-- BEGIN --

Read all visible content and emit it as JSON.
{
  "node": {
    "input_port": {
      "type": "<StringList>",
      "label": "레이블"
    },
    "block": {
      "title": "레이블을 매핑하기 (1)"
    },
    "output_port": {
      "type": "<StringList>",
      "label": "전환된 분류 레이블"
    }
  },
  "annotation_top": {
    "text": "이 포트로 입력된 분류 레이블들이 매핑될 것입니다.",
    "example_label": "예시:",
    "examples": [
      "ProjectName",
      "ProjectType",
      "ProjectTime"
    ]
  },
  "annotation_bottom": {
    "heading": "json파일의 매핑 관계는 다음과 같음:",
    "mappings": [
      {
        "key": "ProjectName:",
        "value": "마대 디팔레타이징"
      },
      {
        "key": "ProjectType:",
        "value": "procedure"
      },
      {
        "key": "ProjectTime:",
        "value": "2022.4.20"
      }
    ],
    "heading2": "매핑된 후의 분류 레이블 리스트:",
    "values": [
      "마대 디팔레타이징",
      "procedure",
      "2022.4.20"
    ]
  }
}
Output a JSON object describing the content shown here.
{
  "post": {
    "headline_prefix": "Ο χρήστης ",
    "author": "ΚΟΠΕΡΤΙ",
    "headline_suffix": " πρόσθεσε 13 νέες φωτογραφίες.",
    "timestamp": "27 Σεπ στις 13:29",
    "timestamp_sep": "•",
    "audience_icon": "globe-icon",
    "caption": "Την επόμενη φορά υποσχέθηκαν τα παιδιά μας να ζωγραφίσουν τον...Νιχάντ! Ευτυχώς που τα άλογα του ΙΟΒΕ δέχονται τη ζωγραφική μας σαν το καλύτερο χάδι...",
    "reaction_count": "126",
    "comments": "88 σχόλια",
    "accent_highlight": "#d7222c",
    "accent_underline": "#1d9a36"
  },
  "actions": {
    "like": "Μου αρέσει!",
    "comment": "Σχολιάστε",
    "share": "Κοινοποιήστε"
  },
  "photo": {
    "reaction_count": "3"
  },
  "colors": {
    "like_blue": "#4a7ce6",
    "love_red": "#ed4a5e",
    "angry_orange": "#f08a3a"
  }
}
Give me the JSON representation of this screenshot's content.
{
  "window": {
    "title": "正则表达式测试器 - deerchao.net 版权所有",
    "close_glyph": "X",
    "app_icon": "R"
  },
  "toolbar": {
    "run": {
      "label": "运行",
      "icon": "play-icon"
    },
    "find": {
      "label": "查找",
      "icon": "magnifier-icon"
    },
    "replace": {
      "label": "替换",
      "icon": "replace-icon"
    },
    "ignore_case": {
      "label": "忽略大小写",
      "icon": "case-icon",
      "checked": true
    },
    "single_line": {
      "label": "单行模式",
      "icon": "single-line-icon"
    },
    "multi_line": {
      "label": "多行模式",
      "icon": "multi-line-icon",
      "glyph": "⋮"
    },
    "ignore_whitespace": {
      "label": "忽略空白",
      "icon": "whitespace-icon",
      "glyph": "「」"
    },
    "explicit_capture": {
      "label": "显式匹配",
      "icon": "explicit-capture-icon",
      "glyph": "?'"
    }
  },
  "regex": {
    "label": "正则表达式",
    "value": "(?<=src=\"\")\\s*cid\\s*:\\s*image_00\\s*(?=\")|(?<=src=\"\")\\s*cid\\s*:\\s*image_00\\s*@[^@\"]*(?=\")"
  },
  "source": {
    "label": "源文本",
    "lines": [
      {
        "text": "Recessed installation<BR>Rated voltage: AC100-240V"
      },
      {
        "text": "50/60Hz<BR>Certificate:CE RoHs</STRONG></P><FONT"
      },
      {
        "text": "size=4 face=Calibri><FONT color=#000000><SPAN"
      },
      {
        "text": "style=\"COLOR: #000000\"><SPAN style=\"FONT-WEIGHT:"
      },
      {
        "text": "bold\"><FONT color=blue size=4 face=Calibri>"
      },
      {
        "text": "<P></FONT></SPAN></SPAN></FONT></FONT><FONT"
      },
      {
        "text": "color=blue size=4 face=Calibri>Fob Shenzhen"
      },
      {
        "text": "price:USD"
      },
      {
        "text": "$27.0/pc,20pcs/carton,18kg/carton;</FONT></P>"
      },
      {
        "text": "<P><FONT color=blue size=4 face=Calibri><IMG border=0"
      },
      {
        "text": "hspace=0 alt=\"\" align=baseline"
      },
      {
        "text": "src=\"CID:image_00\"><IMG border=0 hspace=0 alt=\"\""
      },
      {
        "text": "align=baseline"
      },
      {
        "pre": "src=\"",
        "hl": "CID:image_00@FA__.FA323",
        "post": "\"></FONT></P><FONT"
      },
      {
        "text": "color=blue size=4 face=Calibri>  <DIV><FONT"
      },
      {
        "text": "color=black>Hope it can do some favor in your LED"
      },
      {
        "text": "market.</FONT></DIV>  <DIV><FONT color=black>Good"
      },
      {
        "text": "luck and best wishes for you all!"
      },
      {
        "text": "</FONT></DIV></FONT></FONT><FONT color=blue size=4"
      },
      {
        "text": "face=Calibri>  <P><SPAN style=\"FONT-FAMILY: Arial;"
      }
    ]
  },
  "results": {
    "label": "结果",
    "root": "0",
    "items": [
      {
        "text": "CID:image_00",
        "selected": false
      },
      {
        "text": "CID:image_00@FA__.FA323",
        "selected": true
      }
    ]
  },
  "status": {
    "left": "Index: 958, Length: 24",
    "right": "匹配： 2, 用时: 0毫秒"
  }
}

-- END --

Repeat all the entries word for word.

Read all visible content and emit it as JSON.
{
  "node": {
    "input_port": {
      "type": "<StringList>",
      "label": "레이블"
    },
    "block": {
      "title": "레이블을 매핑하기 (1)"
    },
    "output_port": {
      "type": "<StringList>",
      "label": "전환된 분류 레이블"
    }
  },
  "annotation_top": {
    "text": "이 포트로 입력된 분류 레이블들이 매핑될 것입니다.",
    "example_label": "예시:",
    "examples": [
      "ProjectName",
      "ProjectType",
      "ProjectTime"
    ]
  },
  "annotation_bottom": {
    "heading": "json파일의 매핑 관계는 다음과 같음:",
    "mappings": [
      {
        "key": "ProjectName:",
        "value": "마대 디팔레타이징"
      },
      {
        "key": "ProjectType:",
        "value": "procedure"
      },
      {
        "key": "ProjectTime:",
        "value": "2022.4.20"
      }
    ],
    "heading2": "매핑된 후의 분류 레이블 리스트:",
    "values": [
      "마대 디팔레타이징",
      "procedure",
      "2022.4.20"
    ]
  }
}
Output a JSON object describing the content shown here.
{
  "post": {
    "headline_prefix": "Ο χρήστης ",
    "author": "ΚΟΠΕΡΤΙ",
    "headline_suffix": " πρόσθεσε 13 νέες φωτογραφίες.",
    "timestamp": "27 Σεπ στις 13:29",
    "timestamp_sep": "•",
    "audience_icon": "globe-icon",
    "caption": "Την επόμενη φορά υποσχέθηκαν τα παιδιά μας να ζωγραφίσουν τον...Νιχάντ! Ευτυχώς που τα άλογα του ΙΟΒΕ δέχονται τη ζωγραφική μας σαν το καλύτερο χάδι...",
    "reaction_count": "126",
    "comments": "88 σχόλια",
    "accent_highlight": "#d7222c",
    "accent_underline": "#1d9a36"
  },
  "actions": {
    "like": "Μου αρέσει!",
    "comment": "Σχολιάστε",
    "share": "Κοινοποιήστε"
  },
  "photo": {
    "reaction_count": "3"
  },
  "colors": {
    "like_blue": "#4a7ce6",
    "love_red": "#ed4a5e",
    "angry_orange": "#f08a3a"
  }
}
Give me the JSON representation of this screenshot's content.
{
  "window": {
    "title": "正则表达式测试器 - deerchao.net 版权所有",
    "close_glyph": "X",
    "app_icon": "R"
  },
  "toolbar": {
    "run": {
      "label": "运行",
      "icon": "play-icon"
    },
    "find": {
      "label": "查找",
      "icon": "magnifier-icon"
    },
    "replace": {
      "label": "替换",
      "icon": "replace-icon"
    },
    "ignore_case": {
      "label": "忽略大小写",
      "icon": "case-icon",
      "checked": true
    },
    "single_line": {
      "label": "单行模式",
      "icon": "single-line-icon"
    },
    "multi_line": {
      "label": "多行模式",
      "icon": "multi-line-icon",
      "glyph": "⋮"
    },
    "ignore_whitespace": {
      "label": "忽略空白",
      "icon": "whitespace-icon",
      "glyph": "「」"
    },
    "explicit_capture": {
      "label": "显式匹配",
      "icon": "explicit-capture-icon",
      "glyph": "?'"
    }
  },
  "regex": {
    "label": "正则表达式",
    "value": "(?<=src=\"\")\\s*cid\\s*:\\s*image_00\\s*(?=\")|(?<=src=\"\")\\s*cid\\s*:\\s*image_00\\s*@[^@\"]*(?=\")"
  },
  "source": {
    "label": "源文本",
    "lines": [
      {
        "text": "Recessed installation<BR>Rated voltage: AC100-240V"
      },
      {
        "text": "50/60Hz<BR>Certificate:CE RoHs</STRONG></P><FONT"
      },
      {
        "text": "size=4 face=Calibri><FONT color=#000000><SPAN"
      },
      {
        "text": "style=\"COLOR: #000000\"><SPAN style=\"FONT-WEIGHT:"
      },
      {
        "text": "bold\"><FONT color=blue size=4 face=Calibri>"
      },
      {
        "text": "<P></FONT></SPAN></SPAN></FONT></FONT><FONT"
      },
      {
        "text": "color=blue size=4 face=Calibri>Fob Shenzhen"
      },
      {
        "text": "price:USD"
      },
      {
        "text": "$27.0/pc,20pcs/carton,18kg/carton;</FONT></P>"
      },
      {
        "text": "<P><FONT color=blue size=4 face=Calibri><IMG border=0"
      },
      {
        "text": "hspace=0 alt=\"\" align=baseline"
      },
      {
        "text": "src=\"CID:image_00\"><IMG border=0 hspace=0 alt=\"\""
      },
      {
        "text": "align=baseline"
      },
      {
        "pre": "src=\"",
        "hl": "CID:image_00@FA__.FA323",
        "post": "\"></FONT></P><FONT"
      },
      {
        "text": "color=blue size=4 face=Calibri>  <DIV><FONT"
      },
      {
        "text": "color=black>Hope it can do some favor in your LED"
      },
      {
        "text": "market.</FONT></DIV>  <DIV><FONT color=black>Good"
      },
      {
        "text": "luck and best wishes for you all!"
      },
      {
        "text": "</FONT></DIV></FONT></FONT><FONT color=blue size=4"
      },
      {
        "text": "face=Calibri>  <P><SPAN style=\"FONT-FAMILY: Arial;"
      }
    ]
  },
  "results": {
    "label": "结果",
    "root": "0",
    "items": [
      {
        "text": "CID:image_00",
        "selected": false
      },
      {
        "text": "CID:image_00@FA__.FA323",
        "selected": true
      }
    ]
  },
  "status": {
    "left": "Index: 958, Length: 24",
    "right": "匹配： 2, 用时: 0毫秒"
  }
}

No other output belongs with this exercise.